#### [Data records]
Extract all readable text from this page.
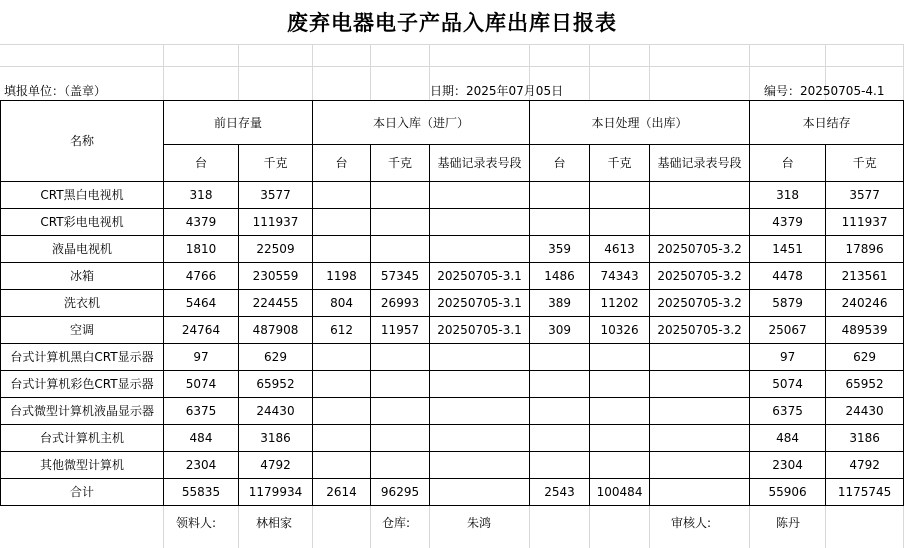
废弃电器电子产品入库出库日报表
填报单位：（盖章）	日期：2025年07月05日	编号：20250705-4.1
名称	前日存量		本日入库（进厂）			本日处理（出库）			本日结存	
	台	千克	台	千克	基础记录表号段	台	千克	基础记录表号段	台	千克
CRT黑白电视机	318	3577							318	3577
CRT彩电电视机	4379	111937							4379	111937
液晶电视机	1810	22509				359	4613	20250705-3.2	1451	17896
冰箱	4766	230559	1198	57345	20250705-3.1	1486	74343	20250705-3.2	4478	213561
洗衣机	5464	224455	804	26993	20250705-3.1	389	11202	20250705-3.2	5879	240246
空调	24764	487908	612	11957	20250705-3.1	309	10326	20250705-3.2	25067	489539
台式计算机黑白CRT显示器	97	629							97	629
台式计算机彩色CRT显示器	5074	65952							5074	65952
台式微型计算机液晶显示器	6375	24430							6375	24430
台式计算机主机	484	3186							484	3186
其他微型计算机	2304	4792							2304	4792
合计	55835	1179934	2614	96295		2543	100484		55906	1175745
领料人:	林相家	仓库:	朱鸿	审核人:	陈丹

#### [Problem to solve]
Leave out the pictures and repeat everything else in the records exactly.

#### [Problem solution]
Extract all readable text from this page.
废弃电器电子产品入库出库日报表
填报单位：（盖章）	日期：2025年07月05日	编号：20250705-4.1
名称	前日存量		本日入库（进厂）			本日处理（出库）			本日结存	
	台	千克	台	千克	基础记录表号段	台	千克	基础记录表号段	台	千克
CRT黑白电视机	318	3577							318	3577
CRT彩电电视机	4379	111937							4379	111937
液晶电视机	1810	22509				359	4613	20250705-3.2	1451	17896
冰箱	4766	230559	1198	57345	20250705-3.1	1486	74343	20250705-3.2	4478	213561
洗衣机	5464	224455	804	26993	20250705-3.1	389	11202	20250705-3.2	5879	240246
空调	24764	487908	612	11957	20250705-3.1	309	10326	20250705-3.2	25067	489539
台式计算机黑白CRT显示器	97	629							97	629
台式计算机彩色CRT显示器	5074	65952							5074	65952
台式微型计算机液晶显示器	6375	24430							6375	24430
台式计算机主机	484	3186							484	3186
其他微型计算机	2304	4792							2304	4792
合计	55835	1179934	2614	96295		2543	100484		55906	1175745
领料人:	林相家	仓库:	朱鸿	审核人:	陈丹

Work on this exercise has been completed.